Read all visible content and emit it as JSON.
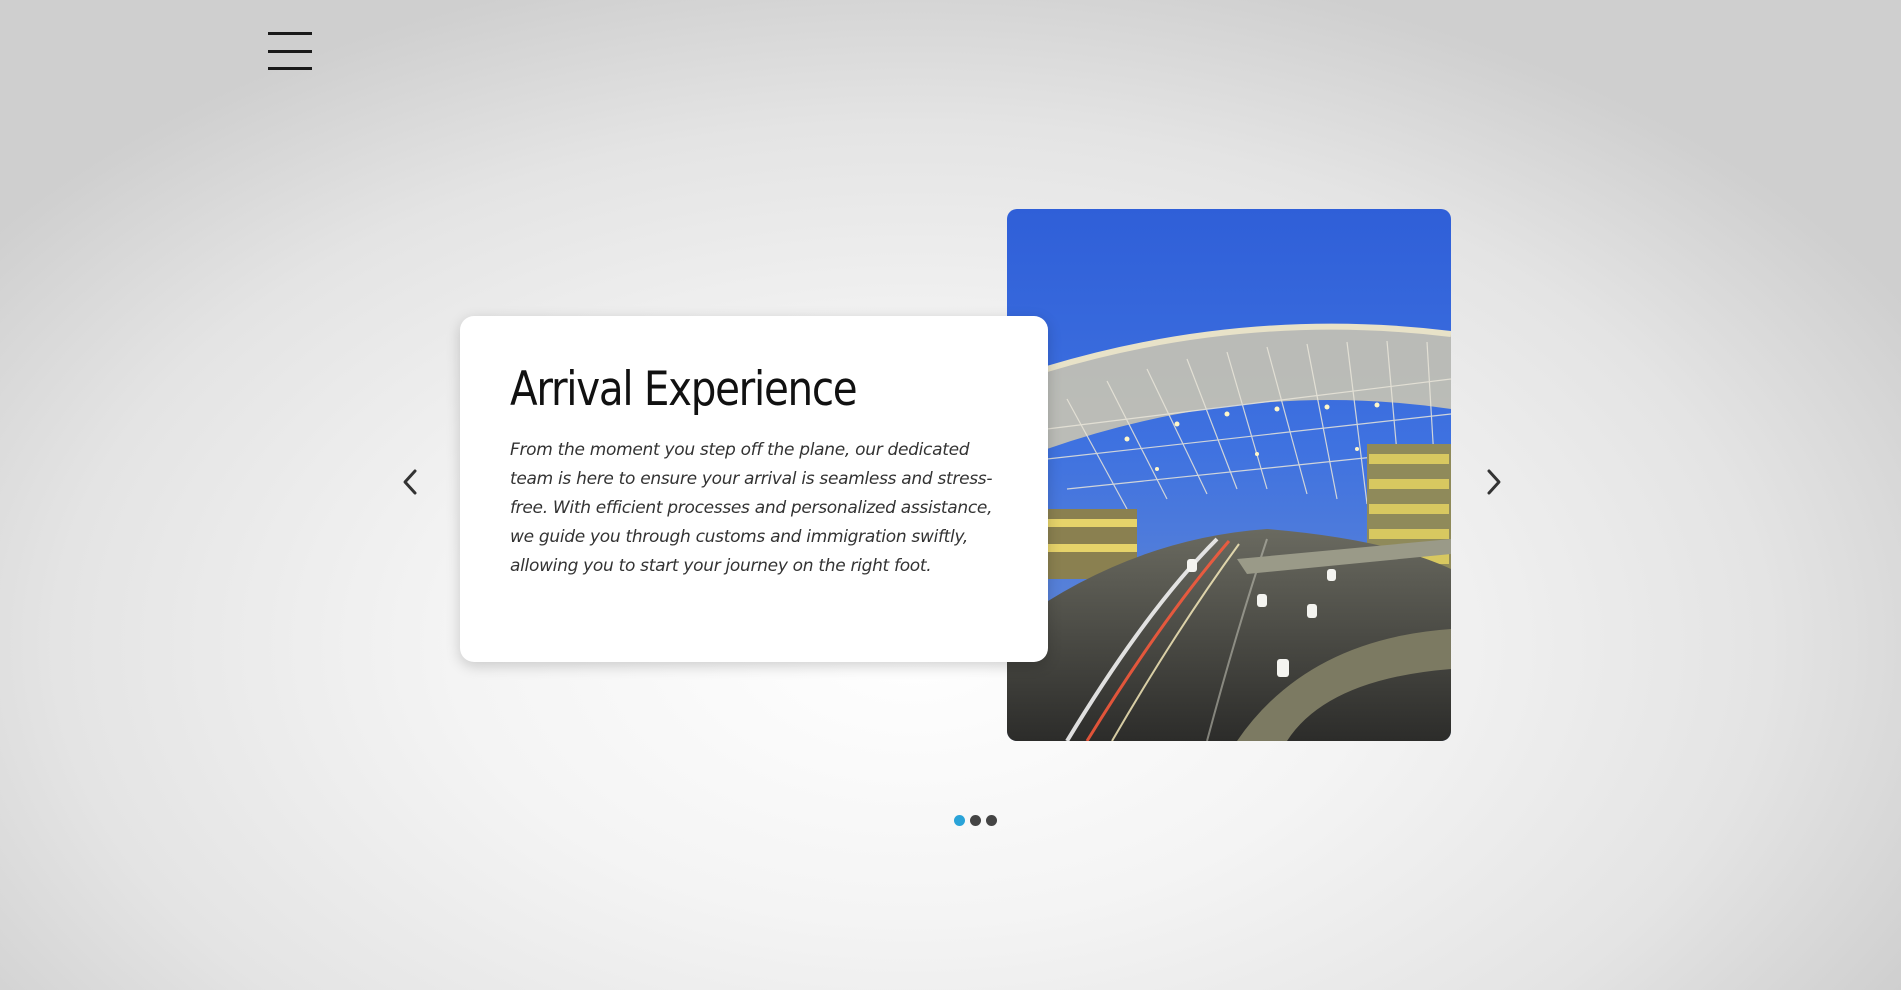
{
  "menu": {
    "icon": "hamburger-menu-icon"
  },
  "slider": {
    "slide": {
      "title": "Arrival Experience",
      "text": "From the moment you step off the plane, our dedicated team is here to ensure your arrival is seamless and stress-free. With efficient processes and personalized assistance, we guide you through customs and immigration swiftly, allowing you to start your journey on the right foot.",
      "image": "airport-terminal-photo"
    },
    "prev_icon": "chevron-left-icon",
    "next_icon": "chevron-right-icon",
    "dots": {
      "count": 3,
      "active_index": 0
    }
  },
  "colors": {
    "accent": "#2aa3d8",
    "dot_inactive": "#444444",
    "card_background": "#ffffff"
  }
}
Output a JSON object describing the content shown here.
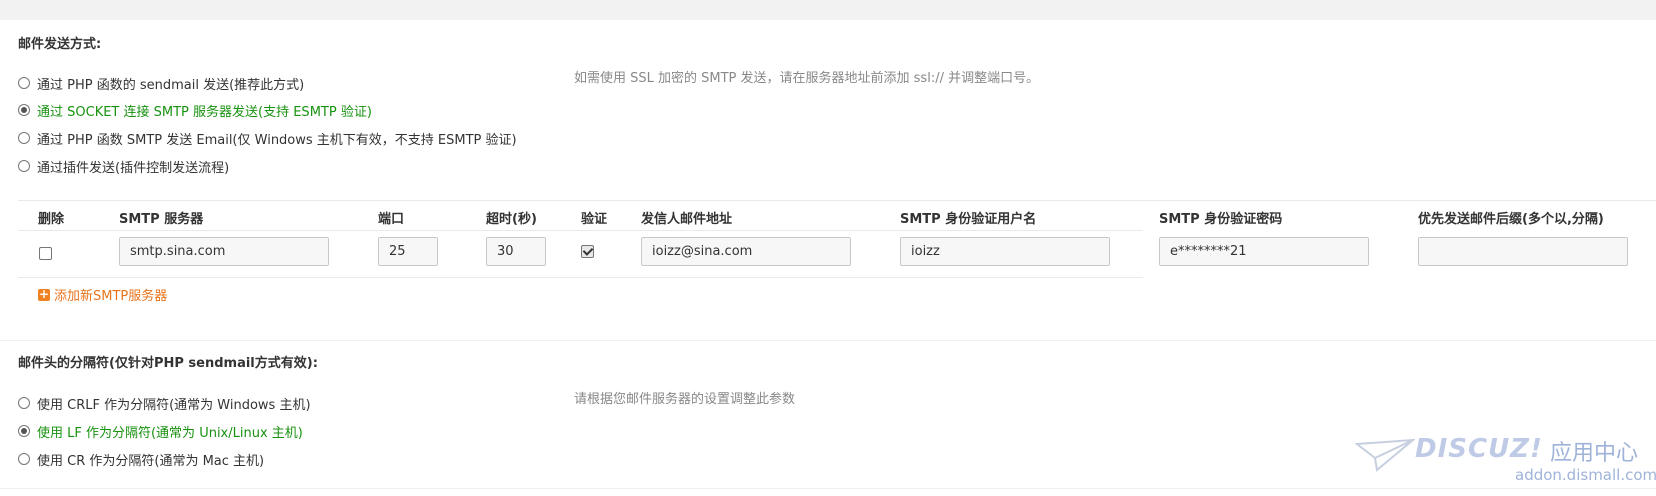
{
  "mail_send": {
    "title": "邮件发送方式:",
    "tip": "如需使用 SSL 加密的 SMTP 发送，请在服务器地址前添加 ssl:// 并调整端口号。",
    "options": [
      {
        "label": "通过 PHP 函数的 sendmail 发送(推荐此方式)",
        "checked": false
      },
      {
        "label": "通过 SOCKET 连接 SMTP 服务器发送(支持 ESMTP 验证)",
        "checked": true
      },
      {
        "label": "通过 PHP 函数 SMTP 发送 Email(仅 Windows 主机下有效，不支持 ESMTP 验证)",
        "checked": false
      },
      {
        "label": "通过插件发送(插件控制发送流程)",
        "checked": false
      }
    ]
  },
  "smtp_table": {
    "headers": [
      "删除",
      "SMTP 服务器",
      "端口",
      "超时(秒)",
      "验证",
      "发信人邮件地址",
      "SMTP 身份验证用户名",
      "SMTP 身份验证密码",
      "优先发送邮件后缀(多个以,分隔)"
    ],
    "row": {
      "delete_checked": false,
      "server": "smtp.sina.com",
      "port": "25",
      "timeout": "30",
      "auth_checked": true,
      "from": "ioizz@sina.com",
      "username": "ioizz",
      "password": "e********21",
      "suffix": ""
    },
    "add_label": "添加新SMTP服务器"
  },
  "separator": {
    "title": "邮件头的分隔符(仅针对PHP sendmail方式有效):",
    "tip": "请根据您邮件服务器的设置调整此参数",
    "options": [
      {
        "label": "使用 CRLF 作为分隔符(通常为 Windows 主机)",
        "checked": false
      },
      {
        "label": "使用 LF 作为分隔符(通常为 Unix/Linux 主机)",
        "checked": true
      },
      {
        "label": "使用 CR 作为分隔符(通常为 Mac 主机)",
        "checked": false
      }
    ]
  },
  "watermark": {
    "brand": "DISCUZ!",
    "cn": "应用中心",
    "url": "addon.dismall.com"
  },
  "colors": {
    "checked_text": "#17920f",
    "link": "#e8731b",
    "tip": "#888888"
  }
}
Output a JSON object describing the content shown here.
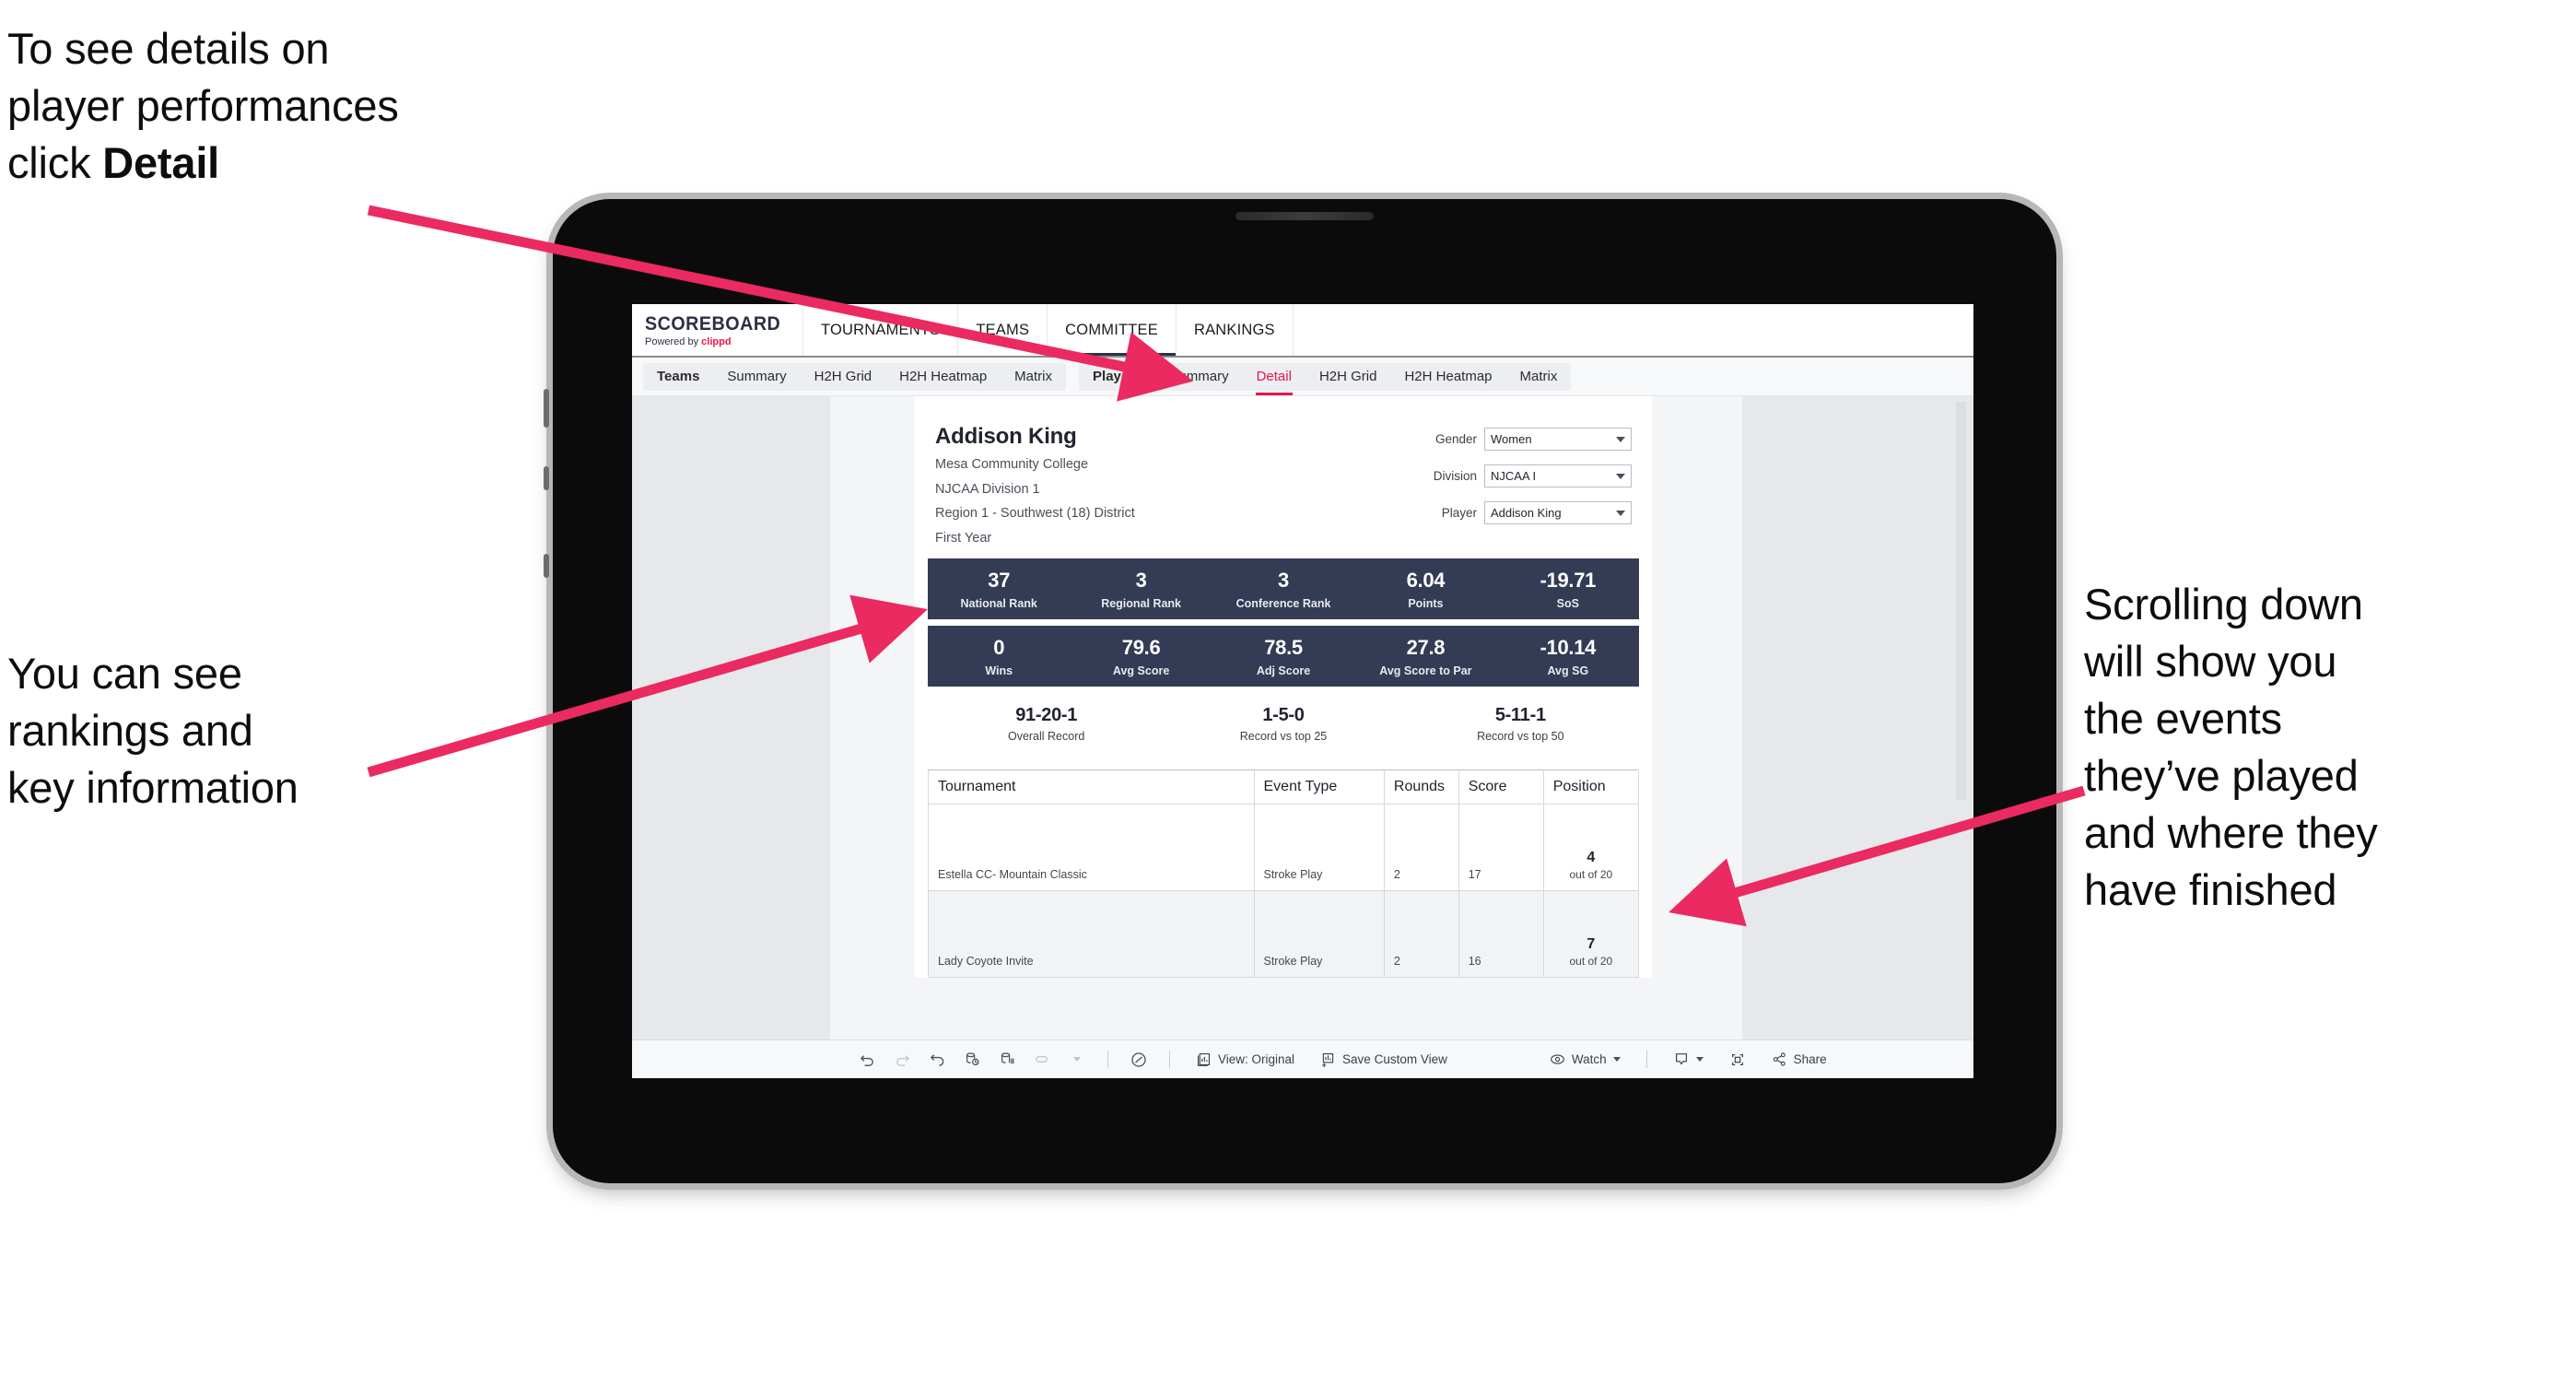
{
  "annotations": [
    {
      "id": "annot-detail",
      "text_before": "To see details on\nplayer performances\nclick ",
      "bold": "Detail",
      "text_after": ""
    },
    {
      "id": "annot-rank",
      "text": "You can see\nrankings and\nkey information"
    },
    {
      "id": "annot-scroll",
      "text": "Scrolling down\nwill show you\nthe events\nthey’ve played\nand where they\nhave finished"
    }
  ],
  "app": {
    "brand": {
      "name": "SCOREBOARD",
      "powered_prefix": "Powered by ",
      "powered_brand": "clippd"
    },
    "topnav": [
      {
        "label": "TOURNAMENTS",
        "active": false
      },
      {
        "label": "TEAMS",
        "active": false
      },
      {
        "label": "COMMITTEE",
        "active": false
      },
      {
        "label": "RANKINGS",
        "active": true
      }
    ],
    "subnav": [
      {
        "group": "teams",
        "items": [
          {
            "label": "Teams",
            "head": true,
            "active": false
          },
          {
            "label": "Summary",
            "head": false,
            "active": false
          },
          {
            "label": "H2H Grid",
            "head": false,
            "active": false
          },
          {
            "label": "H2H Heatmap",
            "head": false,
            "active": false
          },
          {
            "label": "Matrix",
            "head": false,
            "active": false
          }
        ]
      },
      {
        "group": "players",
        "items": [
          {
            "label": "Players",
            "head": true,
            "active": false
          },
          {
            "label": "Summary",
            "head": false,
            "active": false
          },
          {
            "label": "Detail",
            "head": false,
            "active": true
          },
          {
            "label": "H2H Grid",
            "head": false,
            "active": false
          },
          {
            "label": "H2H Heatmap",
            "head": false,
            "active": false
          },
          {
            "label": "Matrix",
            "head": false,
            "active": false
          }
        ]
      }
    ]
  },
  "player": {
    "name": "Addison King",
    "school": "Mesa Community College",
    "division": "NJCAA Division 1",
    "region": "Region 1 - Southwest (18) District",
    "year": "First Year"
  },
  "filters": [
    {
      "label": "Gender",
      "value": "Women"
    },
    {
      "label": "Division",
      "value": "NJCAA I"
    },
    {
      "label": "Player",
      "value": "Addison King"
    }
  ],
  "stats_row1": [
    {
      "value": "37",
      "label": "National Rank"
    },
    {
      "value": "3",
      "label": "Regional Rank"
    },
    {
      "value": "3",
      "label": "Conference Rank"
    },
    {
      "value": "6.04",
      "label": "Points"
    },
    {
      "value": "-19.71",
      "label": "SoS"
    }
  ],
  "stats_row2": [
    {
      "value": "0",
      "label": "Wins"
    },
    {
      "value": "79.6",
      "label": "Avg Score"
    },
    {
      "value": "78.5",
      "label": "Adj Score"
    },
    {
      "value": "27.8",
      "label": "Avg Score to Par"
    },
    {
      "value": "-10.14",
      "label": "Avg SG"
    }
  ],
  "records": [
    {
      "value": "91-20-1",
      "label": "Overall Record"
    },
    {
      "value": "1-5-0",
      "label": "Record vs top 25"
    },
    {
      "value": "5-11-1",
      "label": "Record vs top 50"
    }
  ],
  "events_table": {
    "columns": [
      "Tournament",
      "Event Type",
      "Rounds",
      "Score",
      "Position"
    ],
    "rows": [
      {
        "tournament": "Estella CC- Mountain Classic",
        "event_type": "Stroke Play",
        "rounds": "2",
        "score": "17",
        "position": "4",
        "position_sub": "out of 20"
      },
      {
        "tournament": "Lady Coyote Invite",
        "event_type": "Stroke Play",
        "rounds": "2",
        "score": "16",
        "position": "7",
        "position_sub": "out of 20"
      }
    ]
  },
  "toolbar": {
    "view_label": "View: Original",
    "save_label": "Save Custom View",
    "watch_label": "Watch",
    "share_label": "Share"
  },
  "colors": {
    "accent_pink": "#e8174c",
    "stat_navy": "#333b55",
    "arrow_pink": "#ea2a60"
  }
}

━━━━━━

**GIVEN TASK**
Gather all lines from the records above in which "Addison" appears.

**FINISHED EXERCISE**
    "name": "Addison King",
      "value": "Addison King"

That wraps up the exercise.